/---

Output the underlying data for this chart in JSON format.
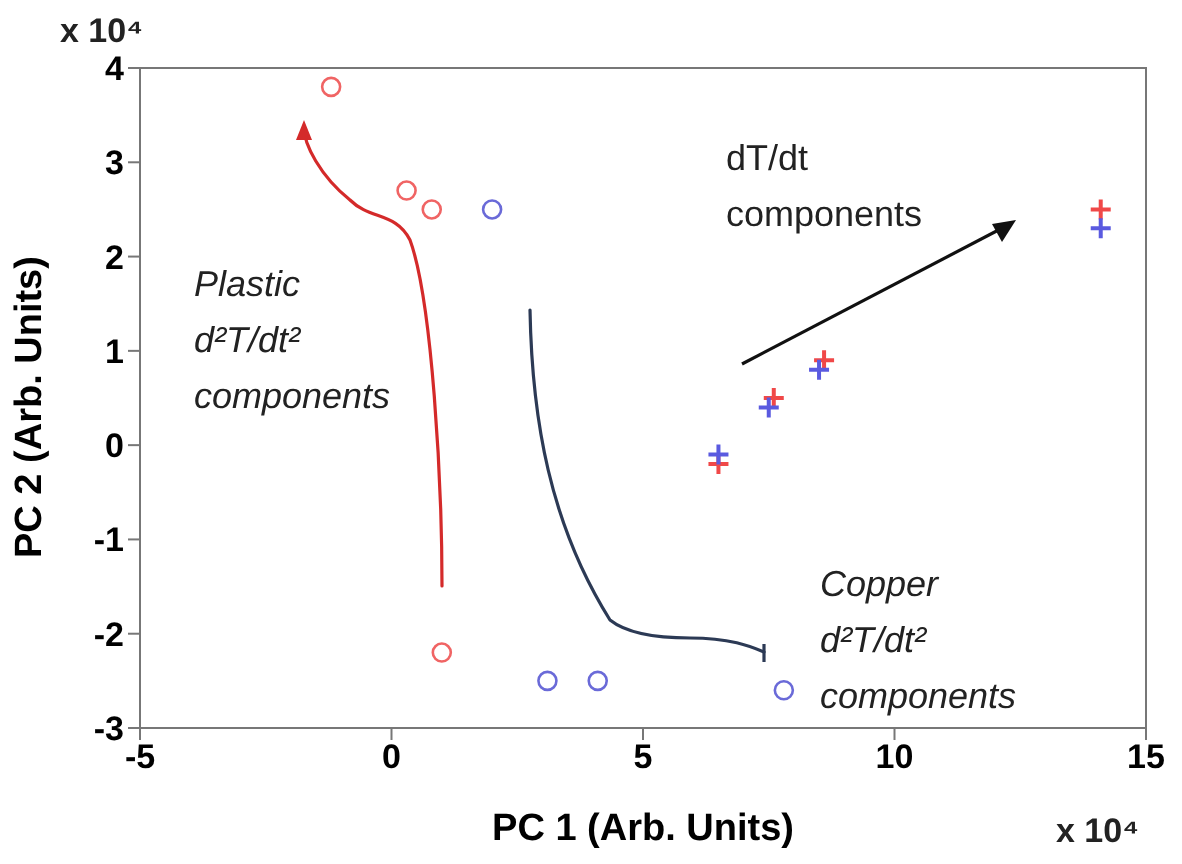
{
  "chart_data": {
    "type": "scatter",
    "xlabel": "PC 1 (Arb. Units)",
    "ylabel": "PC 2 (Arb. Units)",
    "xlim": [
      -5,
      15
    ],
    "xticks": [
      -5,
      0,
      5,
      10,
      15
    ],
    "ylim": [
      -3,
      4
    ],
    "yticks": [
      -3,
      -2,
      -1,
      0,
      1,
      2,
      3,
      4
    ],
    "series": [
      {
        "color": "#f06464",
        "marker": "circle",
        "x": [
          -1.2,
          0.3,
          0.8,
          1.0
        ],
        "values": [
          3.8,
          2.7,
          2.5,
          -2.2
        ]
      },
      {
        "color": "#6a6ad8",
        "marker": "circle",
        "x": [
          2.0,
          3.1,
          4.1,
          7.8
        ],
        "values": [
          2.5,
          -2.5,
          -2.5,
          -2.6
        ]
      },
      {
        "color": "#f04848",
        "marker": "cross",
        "x": [
          6.5,
          7.6,
          8.6,
          14.1
        ],
        "values": [
          -0.2,
          0.5,
          0.9,
          2.5
        ]
      },
      {
        "color": "#5a5ae0",
        "marker": "cross",
        "x": [
          6.5,
          7.5,
          8.5,
          14.1
        ],
        "values": [
          -0.1,
          0.4,
          0.8,
          2.3
        ]
      }
    ],
    "annotations": [
      "Plastic\nd²T/dt²\ncomponents",
      "dT/dt\ncomponents",
      "Copper\nd²T/dt²\ncomponents",
      "x 10⁴",
      "x 10⁴"
    ]
  }
}
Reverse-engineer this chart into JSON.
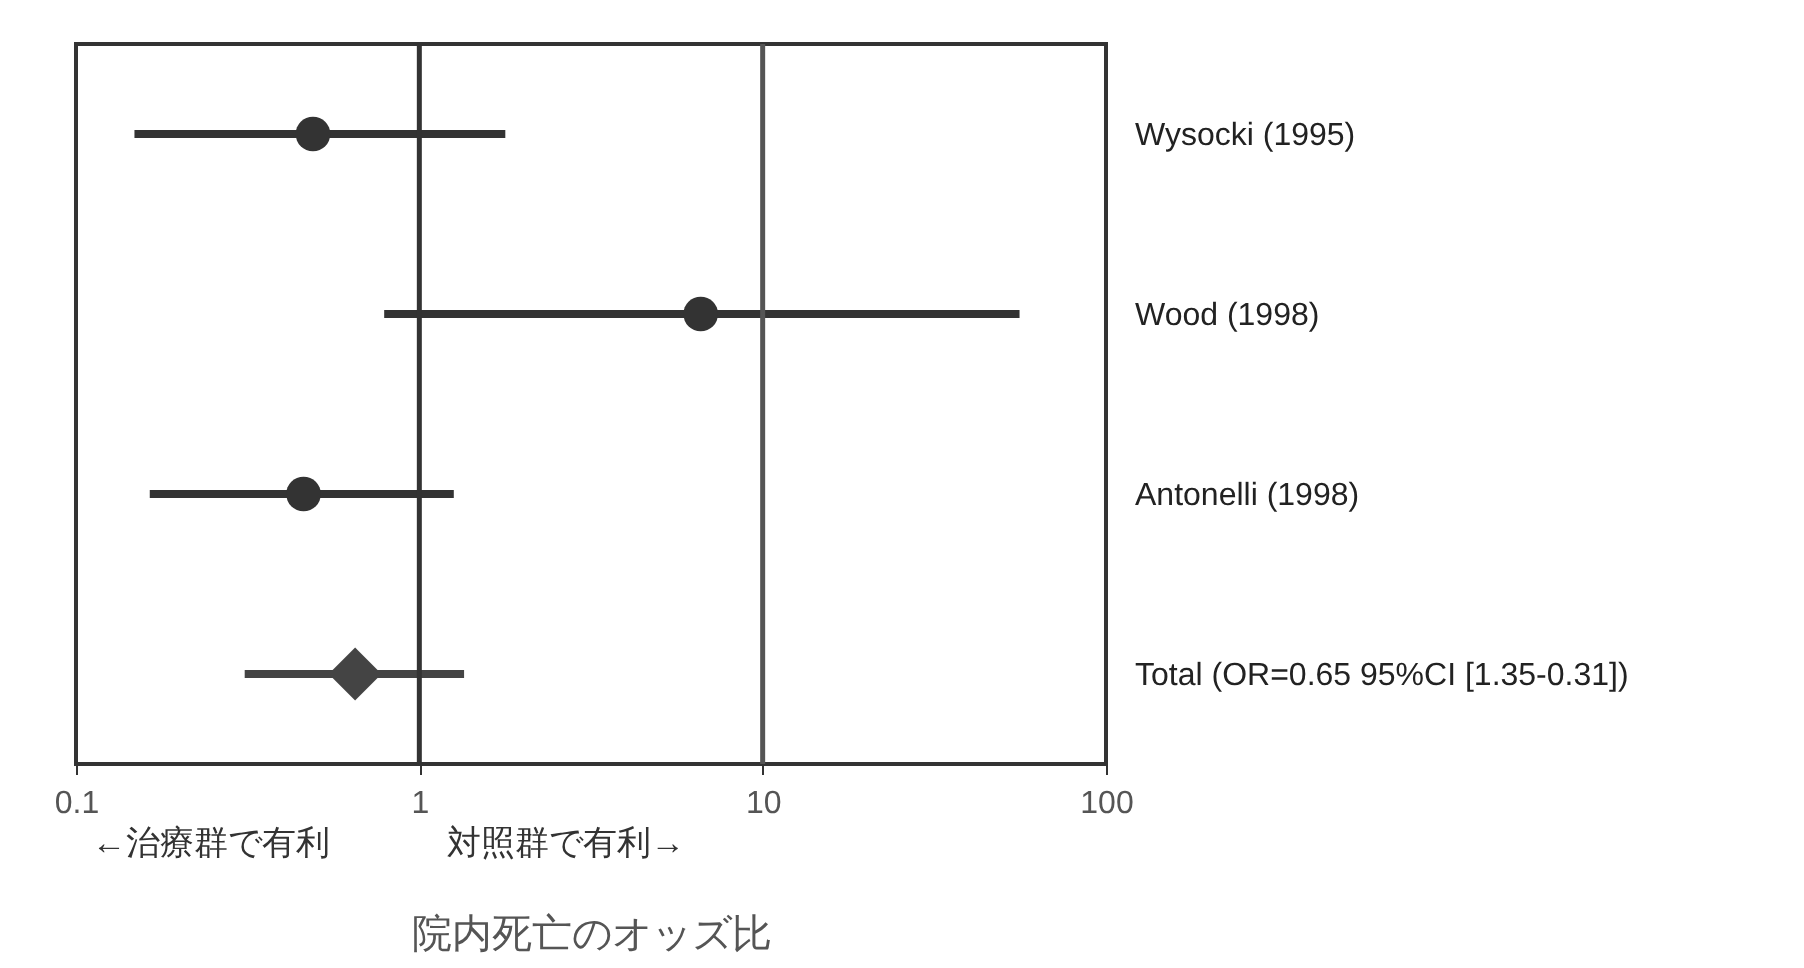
{
  "chart_data": {
    "type": "scatter",
    "orientation": "horizontal",
    "categories": [
      "Wysocki (1995)",
      "Wood (1998)",
      "Antonelli (1998)",
      "Total (OR=0.65 95%CI [1.35-0.31])"
    ],
    "series": [
      {
        "type": "scatter",
        "marker": "circle",
        "color": "#333333",
        "values": [
          0.49,
          6.6,
          0.46,
          null
        ],
        "errors": [
          [
            0.148,
            1.78
          ],
          [
            0.79,
            56
          ],
          [
            0.164,
            1.26
          ],
          null
        ]
      },
      {
        "type": "scatter",
        "marker": "diamond",
        "color": "#444444",
        "values": [
          null,
          null,
          null,
          0.65
        ],
        "errors": [
          null,
          null,
          null,
          [
            0.31,
            1.35
          ]
        ]
      }
    ],
    "xlim": [
      0.1,
      100
    ],
    "xticks": [
      0.1,
      1,
      10,
      100
    ],
    "log": "x",
    "ref_lines": [
      {
        "axis": "x",
        "value": 1,
        "color": "#333333"
      },
      {
        "axis": "x",
        "value": 10,
        "color": "#555555"
      }
    ],
    "xlabel": "院内死亡のオッズ比",
    "annotations": [
      "←治療群で有利",
      "対照群で有利→"
    ]
  }
}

\---

- _AIM_
Check every line of the entries above for the word "xlabel" and report how many lines contain it, giving the number only.

- _FINISHED ANSWER_
2